* **WRITTEN TASK**
Below are some records: retype them all exactly, but not the pictures.

* **INFORMATION SUPPLIED**
══════

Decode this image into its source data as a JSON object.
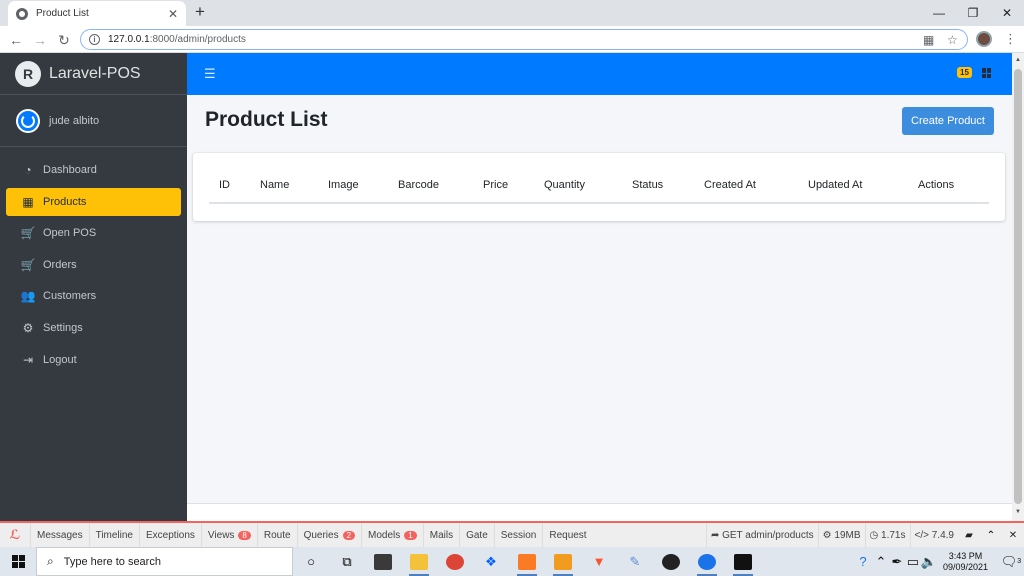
{
  "browser": {
    "tab_title": "Product List",
    "url_host": "127.0.0.1",
    "url_rest": ":8000/admin/products"
  },
  "app": {
    "brand": "Laravel-POS",
    "user_name": "jude albito",
    "notification_count": "15",
    "menu": [
      {
        "label": "Dashboard",
        "icon": "dashboard-icon",
        "active": false
      },
      {
        "label": "Products",
        "icon": "grid-icon",
        "active": true
      },
      {
        "label": "Open POS",
        "icon": "cart-icon",
        "active": false
      },
      {
        "label": "Orders",
        "icon": "cart-icon",
        "active": false
      },
      {
        "label": "Customers",
        "icon": "users-icon",
        "active": false
      },
      {
        "label": "Settings",
        "icon": "gears-icon",
        "active": false
      },
      {
        "label": "Logout",
        "icon": "logout-icon",
        "active": false
      }
    ],
    "page_title": "Product List",
    "create_button": "Create Product",
    "table_headers": [
      "ID",
      "Name",
      "Image",
      "Barcode",
      "Price",
      "Quantity",
      "Status",
      "Created At",
      "Updated At",
      "Actions"
    ],
    "colors": {
      "sidebar": "#343a40",
      "navbar": "#007bff",
      "active": "#ffc107",
      "button": "#3c8dde"
    }
  },
  "debugbar": {
    "tabs": [
      {
        "label": "Messages"
      },
      {
        "label": "Timeline"
      },
      {
        "label": "Exceptions"
      },
      {
        "label": "Views",
        "count": "8"
      },
      {
        "label": "Route"
      },
      {
        "label": "Queries",
        "count": "2"
      },
      {
        "label": "Models",
        "count": "1"
      },
      {
        "label": "Mails"
      },
      {
        "label": "Gate"
      },
      {
        "label": "Session"
      },
      {
        "label": "Request"
      }
    ],
    "request": "GET admin/products",
    "memory": "19MB",
    "time": "1.71s",
    "php": "7.4.9"
  },
  "taskbar": {
    "search_placeholder": "Type here to search",
    "time": "3:43 PM",
    "date": "09/09/2021",
    "notifications": "3"
  }
}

══════

* **EXERCISE RESPONSE**
Decode this image into its source data as a JSON object.
{
  "browser": {
    "tab_title": "Product List",
    "url_host": "127.0.0.1",
    "url_rest": ":8000/admin/products"
  },
  "app": {
    "brand": "Laravel-POS",
    "user_name": "jude albito",
    "notification_count": "15",
    "menu": [
      {
        "label": "Dashboard",
        "icon": "dashboard-icon",
        "active": false
      },
      {
        "label": "Products",
        "icon": "grid-icon",
        "active": true
      },
      {
        "label": "Open POS",
        "icon": "cart-icon",
        "active": false
      },
      {
        "label": "Orders",
        "icon": "cart-icon",
        "active": false
      },
      {
        "label": "Customers",
        "icon": "users-icon",
        "active": false
      },
      {
        "label": "Settings",
        "icon": "gears-icon",
        "active": false
      },
      {
        "label": "Logout",
        "icon": "logout-icon",
        "active": false
      }
    ],
    "page_title": "Product List",
    "create_button": "Create Product",
    "table_headers": [
      "ID",
      "Name",
      "Image",
      "Barcode",
      "Price",
      "Quantity",
      "Status",
      "Created At",
      "Updated At",
      "Actions"
    ],
    "colors": {
      "sidebar": "#343a40",
      "navbar": "#007bff",
      "active": "#ffc107",
      "button": "#3c8dde"
    }
  },
  "debugbar": {
    "tabs": [
      {
        "label": "Messages"
      },
      {
        "label": "Timeline"
      },
      {
        "label": "Exceptions"
      },
      {
        "label": "Views",
        "count": "8"
      },
      {
        "label": "Route"
      },
      {
        "label": "Queries",
        "count": "2"
      },
      {
        "label": "Models",
        "count": "1"
      },
      {
        "label": "Mails"
      },
      {
        "label": "Gate"
      },
      {
        "label": "Session"
      },
      {
        "label": "Request"
      }
    ],
    "request": "GET admin/products",
    "memory": "19MB",
    "time": "1.71s",
    "php": "7.4.9"
  },
  "taskbar": {
    "search_placeholder": "Type here to search",
    "time": "3:43 PM",
    "date": "09/09/2021",
    "notifications": "3"
  }
}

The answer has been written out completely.